[Directive]
Select each line where the word "κατέχει" appears.

--- start of Dataset records ---

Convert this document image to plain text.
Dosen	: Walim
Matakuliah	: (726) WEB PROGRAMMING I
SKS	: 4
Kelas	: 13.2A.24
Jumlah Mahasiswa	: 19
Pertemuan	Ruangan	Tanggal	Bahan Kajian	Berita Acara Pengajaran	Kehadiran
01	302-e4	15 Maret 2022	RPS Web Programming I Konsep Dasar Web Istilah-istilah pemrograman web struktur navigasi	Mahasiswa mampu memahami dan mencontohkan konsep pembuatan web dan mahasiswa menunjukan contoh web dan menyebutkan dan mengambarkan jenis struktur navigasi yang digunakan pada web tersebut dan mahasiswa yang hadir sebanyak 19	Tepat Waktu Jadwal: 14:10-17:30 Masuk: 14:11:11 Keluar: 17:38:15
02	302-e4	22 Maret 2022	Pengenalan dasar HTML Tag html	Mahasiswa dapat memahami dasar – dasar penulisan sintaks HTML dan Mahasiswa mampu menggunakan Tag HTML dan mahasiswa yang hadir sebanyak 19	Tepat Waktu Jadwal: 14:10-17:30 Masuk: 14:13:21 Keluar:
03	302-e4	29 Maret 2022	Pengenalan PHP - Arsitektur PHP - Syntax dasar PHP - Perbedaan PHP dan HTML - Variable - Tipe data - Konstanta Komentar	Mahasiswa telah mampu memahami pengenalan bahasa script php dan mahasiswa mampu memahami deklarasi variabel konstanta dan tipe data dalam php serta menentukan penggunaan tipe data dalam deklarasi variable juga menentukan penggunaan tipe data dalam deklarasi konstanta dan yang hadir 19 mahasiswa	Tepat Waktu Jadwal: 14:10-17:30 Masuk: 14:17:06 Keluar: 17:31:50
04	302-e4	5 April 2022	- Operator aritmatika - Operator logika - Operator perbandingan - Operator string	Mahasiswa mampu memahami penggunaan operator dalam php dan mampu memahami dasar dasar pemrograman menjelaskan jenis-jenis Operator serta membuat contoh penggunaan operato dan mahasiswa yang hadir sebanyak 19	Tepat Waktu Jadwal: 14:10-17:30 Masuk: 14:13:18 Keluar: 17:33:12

--- end of Dataset records ---
--- start of Dataset records ---

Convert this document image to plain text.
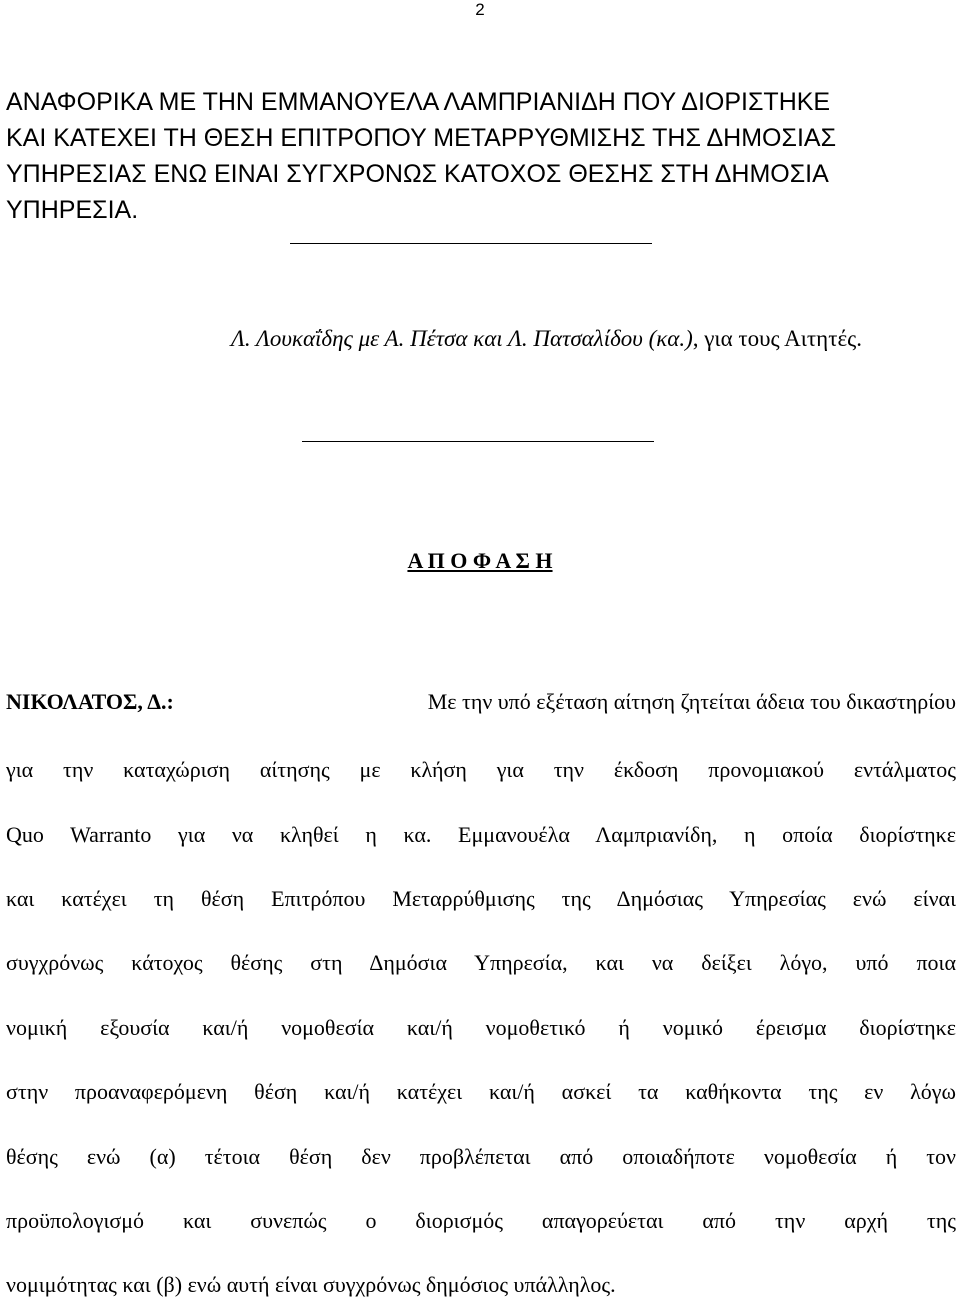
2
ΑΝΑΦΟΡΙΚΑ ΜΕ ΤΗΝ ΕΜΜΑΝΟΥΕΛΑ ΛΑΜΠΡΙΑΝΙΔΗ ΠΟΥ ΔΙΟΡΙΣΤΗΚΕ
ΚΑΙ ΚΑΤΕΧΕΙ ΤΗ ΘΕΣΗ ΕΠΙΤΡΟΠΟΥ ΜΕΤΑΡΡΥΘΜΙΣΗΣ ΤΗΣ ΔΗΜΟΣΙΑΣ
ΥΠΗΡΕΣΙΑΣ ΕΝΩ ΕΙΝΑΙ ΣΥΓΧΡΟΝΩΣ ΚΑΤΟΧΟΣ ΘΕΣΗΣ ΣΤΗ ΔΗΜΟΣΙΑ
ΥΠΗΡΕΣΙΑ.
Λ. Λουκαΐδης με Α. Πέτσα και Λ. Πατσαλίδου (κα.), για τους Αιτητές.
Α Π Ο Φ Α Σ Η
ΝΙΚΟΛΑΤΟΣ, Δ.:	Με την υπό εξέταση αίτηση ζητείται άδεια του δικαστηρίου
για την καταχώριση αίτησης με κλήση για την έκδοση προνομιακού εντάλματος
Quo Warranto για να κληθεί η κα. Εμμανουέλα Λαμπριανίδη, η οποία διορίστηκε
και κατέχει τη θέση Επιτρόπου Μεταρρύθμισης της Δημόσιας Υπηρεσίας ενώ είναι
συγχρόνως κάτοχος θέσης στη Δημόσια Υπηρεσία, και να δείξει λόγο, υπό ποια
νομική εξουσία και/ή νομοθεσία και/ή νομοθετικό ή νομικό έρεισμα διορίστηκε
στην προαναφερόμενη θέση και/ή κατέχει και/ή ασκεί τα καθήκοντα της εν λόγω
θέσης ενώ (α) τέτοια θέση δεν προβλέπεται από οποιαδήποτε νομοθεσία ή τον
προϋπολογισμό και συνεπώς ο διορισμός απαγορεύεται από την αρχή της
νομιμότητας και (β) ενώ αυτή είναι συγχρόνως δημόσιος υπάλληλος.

--- end of Dataset records ---
--- start of Dataset records ---

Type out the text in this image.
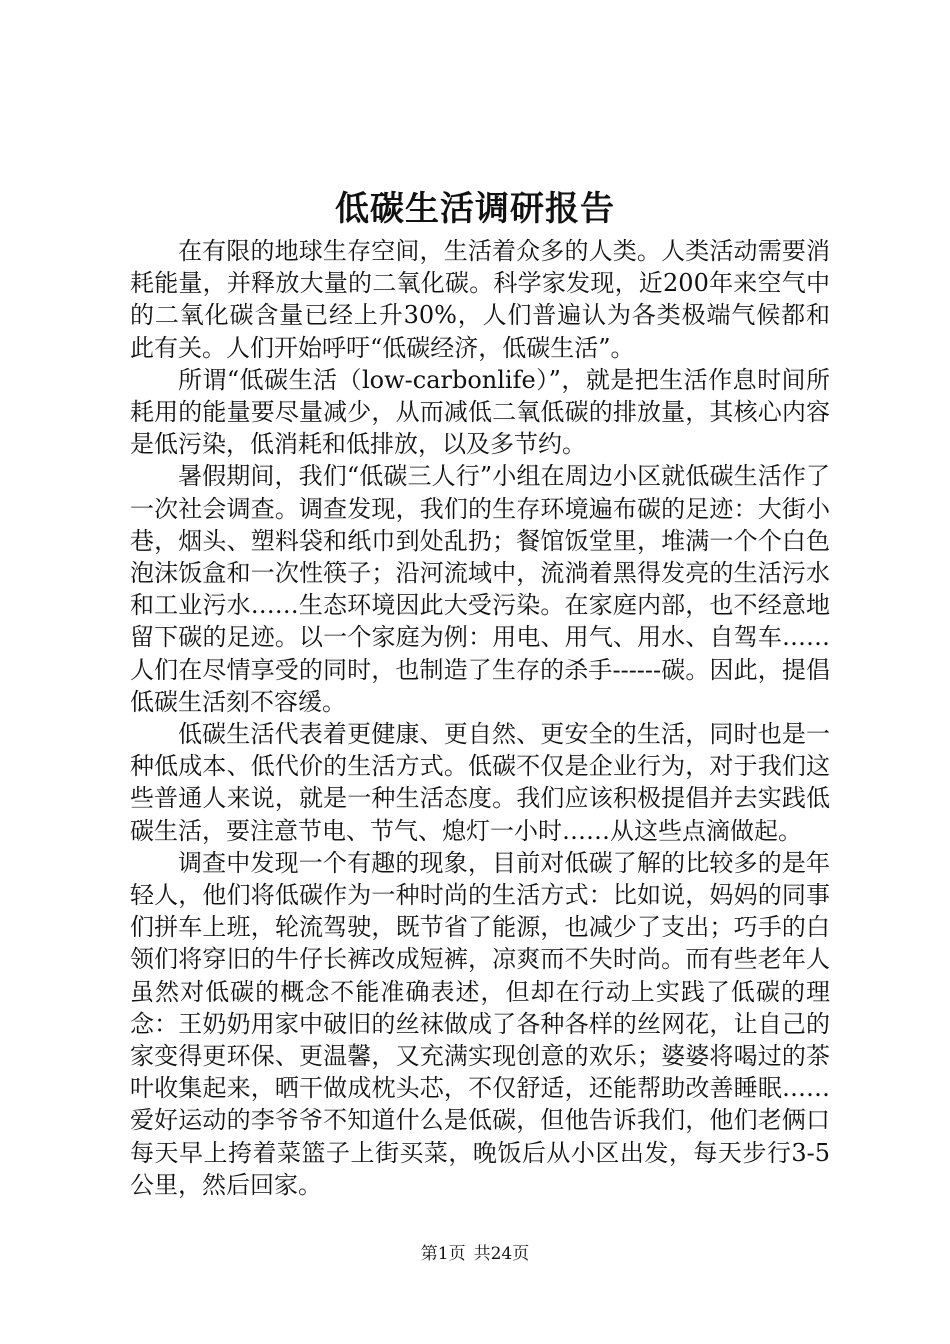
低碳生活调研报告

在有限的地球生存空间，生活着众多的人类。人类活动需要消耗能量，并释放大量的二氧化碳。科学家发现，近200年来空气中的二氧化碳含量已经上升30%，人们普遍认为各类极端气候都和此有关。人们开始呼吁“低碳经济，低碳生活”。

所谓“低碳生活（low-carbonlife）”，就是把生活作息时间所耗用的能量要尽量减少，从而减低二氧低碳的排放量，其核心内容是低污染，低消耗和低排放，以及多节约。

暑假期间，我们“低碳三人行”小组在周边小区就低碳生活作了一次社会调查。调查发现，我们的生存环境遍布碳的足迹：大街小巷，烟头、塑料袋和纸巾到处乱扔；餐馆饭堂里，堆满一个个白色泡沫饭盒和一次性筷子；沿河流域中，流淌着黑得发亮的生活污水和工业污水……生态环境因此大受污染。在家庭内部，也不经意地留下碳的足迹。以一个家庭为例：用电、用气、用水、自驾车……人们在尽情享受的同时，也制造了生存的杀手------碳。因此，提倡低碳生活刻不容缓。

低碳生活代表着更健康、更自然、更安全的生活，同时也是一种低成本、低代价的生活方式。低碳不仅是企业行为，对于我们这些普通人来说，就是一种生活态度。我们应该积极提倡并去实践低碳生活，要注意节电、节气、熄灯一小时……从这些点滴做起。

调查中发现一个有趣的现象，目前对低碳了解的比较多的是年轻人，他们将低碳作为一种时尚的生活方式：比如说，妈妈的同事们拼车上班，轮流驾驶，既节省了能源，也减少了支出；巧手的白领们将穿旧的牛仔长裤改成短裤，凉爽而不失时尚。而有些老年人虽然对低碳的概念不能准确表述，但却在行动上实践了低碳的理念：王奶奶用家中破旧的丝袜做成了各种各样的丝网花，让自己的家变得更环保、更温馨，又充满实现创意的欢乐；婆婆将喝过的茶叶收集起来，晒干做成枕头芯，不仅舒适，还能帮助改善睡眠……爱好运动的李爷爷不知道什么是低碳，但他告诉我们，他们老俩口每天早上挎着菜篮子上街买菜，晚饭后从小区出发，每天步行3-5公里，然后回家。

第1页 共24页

--- end of Dataset records ---

[Reply to the exercise]
και κατέχει τη θέση Επιτρόπου Μεταρρύθμισης της Δημόσιας Υπηρεσίας ενώ είναι
στην προαναφερόμενη θέση και/ή κατέχει και/ή ασκεί τα καθήκοντα της εν λόγω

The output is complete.